** WHAT IS ASKED **
Reproduce the data exactly and drop any pictures it holds.

** EXERCISE INPUT **

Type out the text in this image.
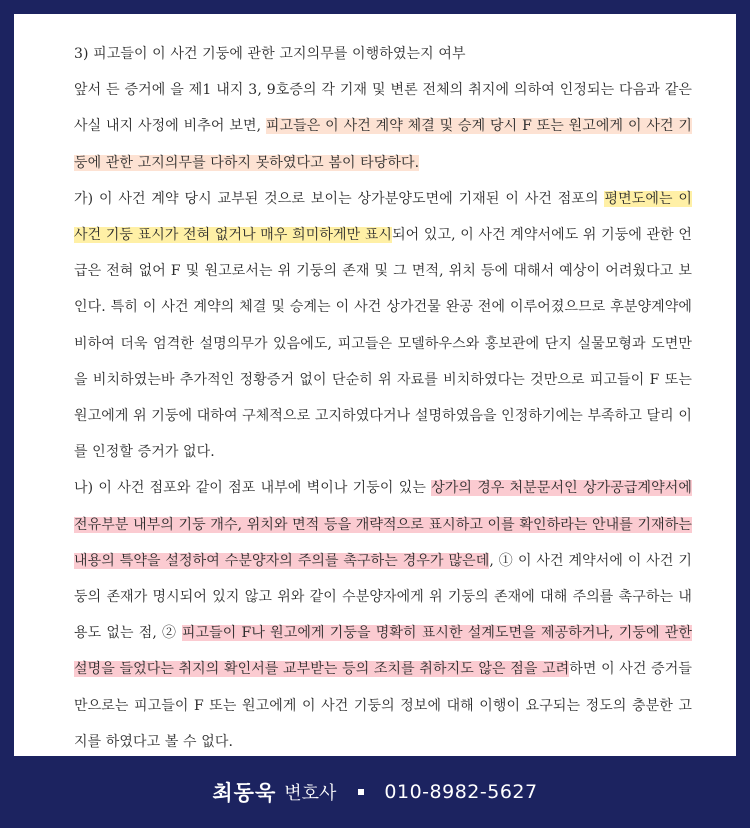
3) 피고들이 이 사건 기둥에 관한 고지의무를 이행하였는지 여부

앞서 든 증거에 을 제1 내지 3, 9호증의 각 기재 및 변론 전체의 취지에 의하여 인정되는 다음과 같은 사실 내지 사정에 비추어 보면, 피고들은 이 사건 계약 체결 및 승계 당시 F 또는 원고에게 이 사건 기둥에 관한 고지의무를 다하지 못하였다고 봄이 타당하다.

가) 이 사건 계약 당시 교부된 것으로 보이는 상가분양도면에 기재된 이 사건 점포의 평면도에는 이 사건 기둥 표시가 전혀 없거나 매우 희미하게만 표시되어 있고, 이 사건 계약서에도 위 기둥에 관한 언급은 전혀 없어 F 및 원고로서는 위 기둥의 존재 및 그 면적, 위치 등에 대해서 예상이 어려웠다고 보인다. 특히 이 사건 계약의 체결 및 승계는 이 사건 상가건물 완공 전에 이루어졌으므로 후분양계약에 비하여 더욱 엄격한 설명의무가 있음에도, 피고들은 모델하우스와 홍보관에 단지 실물모형과 도면만을 비치하였는바 추가적인 정황증거 없이 단순히 위 자료를 비치하였다는 것만으로 피고들이 F 또는 원고에게 위 기둥에 대하여 구체적으로 고지하였다거나 설명하였음을 인정하기에는 부족하고 달리 이를 인정할 증거가 없다.

나) 이 사건 점포와 같이 점포 내부에 벽이나 기둥이 있는 상가의 경우 처분문서인 상가공급계약서에 전유부분 내부의 기둥 개수, 위치와 면적 등을 개략적으로 표시하고 이를 확인하라는 안내를 기재하는 내용의 특약을 설정하여 수분양자의 주의를 촉구하는 경우가 많은데, ① 이 사건 계약서에 이 사건 기둥의 존재가 명시되어 있지 않고 위와 같이 수분양자에게 위 기둥의 존재에 대해 주의를 촉구하는 내용도 없는 점, ② 피고들이 F나 원고에게 기둥을 명확히 표시한 설계도면을 제공하거나, 기둥에 관한 설명을 들었다는 취지의 확인서를 교부받는 등의 조치를 취하지도 않은 점을 고려하면 이 사건 증거들만으로는 피고들이 F 또는 원고에게 이 사건 기둥의 정보에 대해 이행이 요구되는 정도의 충분한 고지를 하였다고 볼 수 없다.

최동욱 변호사	010-8982-5627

** OUTPUT OF THE TASK **
Type out the text in this image.
3) 피고들이 이 사건 기둥에 관한 고지의무를 이행하였는지 여부

앞서 든 증거에 을 제1 내지 3, 9호증의 각 기재 및 변론 전체의 취지에 의하여 인정되는 다음과 같은 사실 내지 사정에 비추어 보면, 피고들은 이 사건 계약 체결 및 승계 당시 F 또는 원고에게 이 사건 기둥에 관한 고지의무를 다하지 못하였다고 봄이 타당하다.

가) 이 사건 계약 당시 교부된 것으로 보이는 상가분양도면에 기재된 이 사건 점포의 평면도에는 이 사건 기둥 표시가 전혀 없거나 매우 희미하게만 표시되어 있고, 이 사건 계약서에도 위 기둥에 관한 언급은 전혀 없어 F 및 원고로서는 위 기둥의 존재 및 그 면적, 위치 등에 대해서 예상이 어려웠다고 보인다. 특히 이 사건 계약의 체결 및 승계는 이 사건 상가건물 완공 전에 이루어졌으므로 후분양계약에 비하여 더욱 엄격한 설명의무가 있음에도, 피고들은 모델하우스와 홍보관에 단지 실물모형과 도면만을 비치하였는바 추가적인 정황증거 없이 단순히 위 자료를 비치하였다는 것만으로 피고들이 F 또는 원고에게 위 기둥에 대하여 구체적으로 고지하였다거나 설명하였음을 인정하기에는 부족하고 달리 이를 인정할 증거가 없다.

나) 이 사건 점포와 같이 점포 내부에 벽이나 기둥이 있는 상가의 경우 처분문서인 상가공급계약서에 전유부분 내부의 기둥 개수, 위치와 면적 등을 개략적으로 표시하고 이를 확인하라는 안내를 기재하는 내용의 특약을 설정하여 수분양자의 주의를 촉구하는 경우가 많은데, ① 이 사건 계약서에 이 사건 기둥의 존재가 명시되어 있지 않고 위와 같이 수분양자에게 위 기둥의 존재에 대해 주의를 촉구하는 내용도 없는 점, ② 피고들이 F나 원고에게 기둥을 명확히 표시한 설계도면을 제공하거나, 기둥에 관한 설명을 들었다는 취지의 확인서를 교부받는 등의 조치를 취하지도 않은 점을 고려하면 이 사건 증거들만으로는 피고들이 F 또는 원고에게 이 사건 기둥의 정보에 대해 이행이 요구되는 정도의 충분한 고지를 하였다고 볼 수 없다.

최동욱 변호사	010-8982-5627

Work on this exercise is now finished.